* Begin Records for this task *

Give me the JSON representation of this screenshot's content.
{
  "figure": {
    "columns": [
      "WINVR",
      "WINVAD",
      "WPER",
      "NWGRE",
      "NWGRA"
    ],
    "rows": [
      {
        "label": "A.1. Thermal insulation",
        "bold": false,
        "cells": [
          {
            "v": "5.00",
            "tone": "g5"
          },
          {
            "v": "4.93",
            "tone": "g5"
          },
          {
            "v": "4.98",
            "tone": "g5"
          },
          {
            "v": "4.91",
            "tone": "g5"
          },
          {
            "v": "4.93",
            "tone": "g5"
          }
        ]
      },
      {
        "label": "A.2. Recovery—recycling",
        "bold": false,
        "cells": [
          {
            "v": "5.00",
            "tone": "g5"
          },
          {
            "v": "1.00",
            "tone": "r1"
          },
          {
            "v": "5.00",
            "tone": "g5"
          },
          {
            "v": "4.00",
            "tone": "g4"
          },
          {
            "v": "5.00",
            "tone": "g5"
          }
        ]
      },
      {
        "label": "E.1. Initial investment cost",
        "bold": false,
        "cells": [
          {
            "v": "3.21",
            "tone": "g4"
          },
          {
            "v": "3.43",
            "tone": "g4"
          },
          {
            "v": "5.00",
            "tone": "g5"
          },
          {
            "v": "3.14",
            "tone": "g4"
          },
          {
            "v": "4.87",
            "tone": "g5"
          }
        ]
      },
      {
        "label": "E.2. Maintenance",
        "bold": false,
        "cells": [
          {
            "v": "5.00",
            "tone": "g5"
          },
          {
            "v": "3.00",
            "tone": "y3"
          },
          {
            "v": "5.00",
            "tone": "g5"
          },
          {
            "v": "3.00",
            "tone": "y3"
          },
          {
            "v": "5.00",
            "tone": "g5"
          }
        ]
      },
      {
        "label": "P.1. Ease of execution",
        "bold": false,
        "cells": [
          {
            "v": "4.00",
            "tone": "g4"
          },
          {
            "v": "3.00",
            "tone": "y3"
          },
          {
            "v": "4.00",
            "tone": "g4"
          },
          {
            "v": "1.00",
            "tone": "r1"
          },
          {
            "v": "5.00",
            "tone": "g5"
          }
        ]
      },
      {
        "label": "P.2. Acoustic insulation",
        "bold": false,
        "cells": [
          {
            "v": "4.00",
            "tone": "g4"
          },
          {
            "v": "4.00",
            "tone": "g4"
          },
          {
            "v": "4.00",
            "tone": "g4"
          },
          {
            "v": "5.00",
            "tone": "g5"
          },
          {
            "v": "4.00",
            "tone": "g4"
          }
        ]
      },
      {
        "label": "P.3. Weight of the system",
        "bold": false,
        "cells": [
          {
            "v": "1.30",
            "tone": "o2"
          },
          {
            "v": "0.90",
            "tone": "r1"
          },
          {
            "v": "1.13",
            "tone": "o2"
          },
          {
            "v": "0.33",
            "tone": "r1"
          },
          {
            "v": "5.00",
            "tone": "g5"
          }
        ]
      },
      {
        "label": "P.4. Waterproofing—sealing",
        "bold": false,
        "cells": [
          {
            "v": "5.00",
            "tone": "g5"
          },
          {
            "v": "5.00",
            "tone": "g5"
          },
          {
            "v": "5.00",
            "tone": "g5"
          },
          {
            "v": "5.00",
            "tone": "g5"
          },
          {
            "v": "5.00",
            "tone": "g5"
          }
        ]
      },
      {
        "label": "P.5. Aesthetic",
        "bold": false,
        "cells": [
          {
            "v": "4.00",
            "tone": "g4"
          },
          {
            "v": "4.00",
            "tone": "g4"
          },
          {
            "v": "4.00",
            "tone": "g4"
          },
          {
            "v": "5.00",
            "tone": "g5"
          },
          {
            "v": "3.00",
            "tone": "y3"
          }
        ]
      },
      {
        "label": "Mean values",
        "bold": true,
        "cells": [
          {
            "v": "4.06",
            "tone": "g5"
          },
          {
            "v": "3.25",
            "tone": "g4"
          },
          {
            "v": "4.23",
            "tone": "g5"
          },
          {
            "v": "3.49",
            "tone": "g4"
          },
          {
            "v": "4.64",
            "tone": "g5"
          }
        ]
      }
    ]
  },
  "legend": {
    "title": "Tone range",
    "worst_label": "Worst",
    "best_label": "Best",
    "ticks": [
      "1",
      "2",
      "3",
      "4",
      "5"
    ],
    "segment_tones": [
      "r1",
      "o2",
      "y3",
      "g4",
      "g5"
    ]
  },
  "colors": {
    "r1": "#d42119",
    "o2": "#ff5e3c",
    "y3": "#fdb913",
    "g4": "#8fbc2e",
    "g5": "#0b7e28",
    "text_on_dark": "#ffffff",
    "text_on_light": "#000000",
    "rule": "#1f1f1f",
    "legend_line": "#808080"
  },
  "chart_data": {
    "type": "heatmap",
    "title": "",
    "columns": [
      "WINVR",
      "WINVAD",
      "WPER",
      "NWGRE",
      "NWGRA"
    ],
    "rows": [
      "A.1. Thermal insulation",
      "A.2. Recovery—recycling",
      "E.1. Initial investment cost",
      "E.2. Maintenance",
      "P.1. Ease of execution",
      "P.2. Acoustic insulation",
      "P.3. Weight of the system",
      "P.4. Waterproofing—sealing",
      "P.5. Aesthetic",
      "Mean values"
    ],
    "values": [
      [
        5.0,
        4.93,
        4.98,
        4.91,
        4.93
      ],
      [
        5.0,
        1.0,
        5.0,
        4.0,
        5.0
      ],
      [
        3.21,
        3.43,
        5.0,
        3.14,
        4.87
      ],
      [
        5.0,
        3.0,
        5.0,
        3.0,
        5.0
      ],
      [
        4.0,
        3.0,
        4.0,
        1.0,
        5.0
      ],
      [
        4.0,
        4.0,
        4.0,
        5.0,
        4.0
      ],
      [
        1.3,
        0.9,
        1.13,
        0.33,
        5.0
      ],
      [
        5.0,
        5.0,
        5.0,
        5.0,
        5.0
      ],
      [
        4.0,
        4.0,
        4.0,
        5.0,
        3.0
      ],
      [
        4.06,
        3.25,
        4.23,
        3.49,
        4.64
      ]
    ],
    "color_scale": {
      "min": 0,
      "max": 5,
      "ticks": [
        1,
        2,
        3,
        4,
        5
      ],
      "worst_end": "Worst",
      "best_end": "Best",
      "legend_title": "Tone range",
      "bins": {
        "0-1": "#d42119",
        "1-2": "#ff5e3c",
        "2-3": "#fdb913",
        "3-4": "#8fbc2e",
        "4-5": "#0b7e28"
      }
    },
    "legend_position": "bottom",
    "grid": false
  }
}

* End Records for this task *

- _Task brief_
Print the listing above in its entirety, with every line exact.

- _Expected answer_
Give me the JSON representation of this screenshot's content.
{
  "figure": {
    "columns": [
      "WINVR",
      "WINVAD",
      "WPER",
      "NWGRE",
      "NWGRA"
    ],
    "rows": [
      {
        "label": "A.1. Thermal insulation",
        "bold": false,
        "cells": [
          {
            "v": "5.00",
            "tone": "g5"
          },
          {
            "v": "4.93",
            "tone": "g5"
          },
          {
            "v": "4.98",
            "tone": "g5"
          },
          {
            "v": "4.91",
            "tone": "g5"
          },
          {
            "v": "4.93",
            "tone": "g5"
          }
        ]
      },
      {
        "label": "A.2. Recovery—recycling",
        "bold": false,
        "cells": [
          {
            "v": "5.00",
            "tone": "g5"
          },
          {
            "v": "1.00",
            "tone": "r1"
          },
          {
            "v": "5.00",
            "tone": "g5"
          },
          {
            "v": "4.00",
            "tone": "g4"
          },
          {
            "v": "5.00",
            "tone": "g5"
          }
        ]
      },
      {
        "label": "E.1. Initial investment cost",
        "bold": false,
        "cells": [
          {
            "v": "3.21",
            "tone": "g4"
          },
          {
            "v": "3.43",
            "tone": "g4"
          },
          {
            "v": "5.00",
            "tone": "g5"
          },
          {
            "v": "3.14",
            "tone": "g4"
          },
          {
            "v": "4.87",
            "tone": "g5"
          }
        ]
      },
      {
        "label": "E.2. Maintenance",
        "bold": false,
        "cells": [
          {
            "v": "5.00",
            "tone": "g5"
          },
          {
            "v": "3.00",
            "tone": "y3"
          },
          {
            "v": "5.00",
            "tone": "g5"
          },
          {
            "v": "3.00",
            "tone": "y3"
          },
          {
            "v": "5.00",
            "tone": "g5"
          }
        ]
      },
      {
        "label": "P.1. Ease of execution",
        "bold": false,
        "cells": [
          {
            "v": "4.00",
            "tone": "g4"
          },
          {
            "v": "3.00",
            "tone": "y3"
          },
          {
            "v": "4.00",
            "tone": "g4"
          },
          {
            "v": "1.00",
            "tone": "r1"
          },
          {
            "v": "5.00",
            "tone": "g5"
          }
        ]
      },
      {
        "label": "P.2. Acoustic insulation",
        "bold": false,
        "cells": [
          {
            "v": "4.00",
            "tone": "g4"
          },
          {
            "v": "4.00",
            "tone": "g4"
          },
          {
            "v": "4.00",
            "tone": "g4"
          },
          {
            "v": "5.00",
            "tone": "g5"
          },
          {
            "v": "4.00",
            "tone": "g4"
          }
        ]
      },
      {
        "label": "P.3. Weight of the system",
        "bold": false,
        "cells": [
          {
            "v": "1.30",
            "tone": "o2"
          },
          {
            "v": "0.90",
            "tone": "r1"
          },
          {
            "v": "1.13",
            "tone": "o2"
          },
          {
            "v": "0.33",
            "tone": "r1"
          },
          {
            "v": "5.00",
            "tone": "g5"
          }
        ]
      },
      {
        "label": "P.4. Waterproofing—sealing",
        "bold": false,
        "cells": [
          {
            "v": "5.00",
            "tone": "g5"
          },
          {
            "v": "5.00",
            "tone": "g5"
          },
          {
            "v": "5.00",
            "tone": "g5"
          },
          {
            "v": "5.00",
            "tone": "g5"
          },
          {
            "v": "5.00",
            "tone": "g5"
          }
        ]
      },
      {
        "label": "P.5. Aesthetic",
        "bold": false,
        "cells": [
          {
            "v": "4.00",
            "tone": "g4"
          },
          {
            "v": "4.00",
            "tone": "g4"
          },
          {
            "v": "4.00",
            "tone": "g4"
          },
          {
            "v": "5.00",
            "tone": "g5"
          },
          {
            "v": "3.00",
            "tone": "y3"
          }
        ]
      },
      {
        "label": "Mean values",
        "bold": true,
        "cells": [
          {
            "v": "4.06",
            "tone": "g5"
          },
          {
            "v": "3.25",
            "tone": "g4"
          },
          {
            "v": "4.23",
            "tone": "g5"
          },
          {
            "v": "3.49",
            "tone": "g4"
          },
          {
            "v": "4.64",
            "tone": "g5"
          }
        ]
      }
    ]
  },
  "legend": {
    "title": "Tone range",
    "worst_label": "Worst",
    "best_label": "Best",
    "ticks": [
      "1",
      "2",
      "3",
      "4",
      "5"
    ],
    "segment_tones": [
      "r1",
      "o2",
      "y3",
      "g4",
      "g5"
    ]
  },
  "colors": {
    "r1": "#d42119",
    "o2": "#ff5e3c",
    "y3": "#fdb913",
    "g4": "#8fbc2e",
    "g5": "#0b7e28",
    "text_on_dark": "#ffffff",
    "text_on_light": "#000000",
    "rule": "#1f1f1f",
    "legend_line": "#808080"
  },
  "chart_data": {
    "type": "heatmap",
    "title": "",
    "columns": [
      "WINVR",
      "WINVAD",
      "WPER",
      "NWGRE",
      "NWGRA"
    ],
    "rows": [
      "A.1. Thermal insulation",
      "A.2. Recovery—recycling",
      "E.1. Initial investment cost",
      "E.2. Maintenance",
      "P.1. Ease of execution",
      "P.2. Acoustic insulation",
      "P.3. Weight of the system",
      "P.4. Waterproofing—sealing",
      "P.5. Aesthetic",
      "Mean values"
    ],
    "values": [
      [
        5.0,
        4.93,
        4.98,
        4.91,
        4.93
      ],
      [
        5.0,
        1.0,
        5.0,
        4.0,
        5.0
      ],
      [
        3.21,
        3.43,
        5.0,
        3.14,
        4.87
      ],
      [
        5.0,
        3.0,
        5.0,
        3.0,
        5.0
      ],
      [
        4.0,
        3.0,
        4.0,
        1.0,
        5.0
      ],
      [
        4.0,
        4.0,
        4.0,
        5.0,
        4.0
      ],
      [
        1.3,
        0.9,
        1.13,
        0.33,
        5.0
      ],
      [
        5.0,
        5.0,
        5.0,
        5.0,
        5.0
      ],
      [
        4.0,
        4.0,
        4.0,
        5.0,
        3.0
      ],
      [
        4.06,
        3.25,
        4.23,
        3.49,
        4.64
      ]
    ],
    "color_scale": {
      "min": 0,
      "max": 5,
      "ticks": [
        1,
        2,
        3,
        4,
        5
      ],
      "worst_end": "Worst",
      "best_end": "Best",
      "legend_title": "Tone range",
      "bins": {
        "0-1": "#d42119",
        "1-2": "#ff5e3c",
        "2-3": "#fdb913",
        "3-4": "#8fbc2e",
        "4-5": "#0b7e28"
      }
    },
    "legend_position": "bottom",
    "grid": false
  }
}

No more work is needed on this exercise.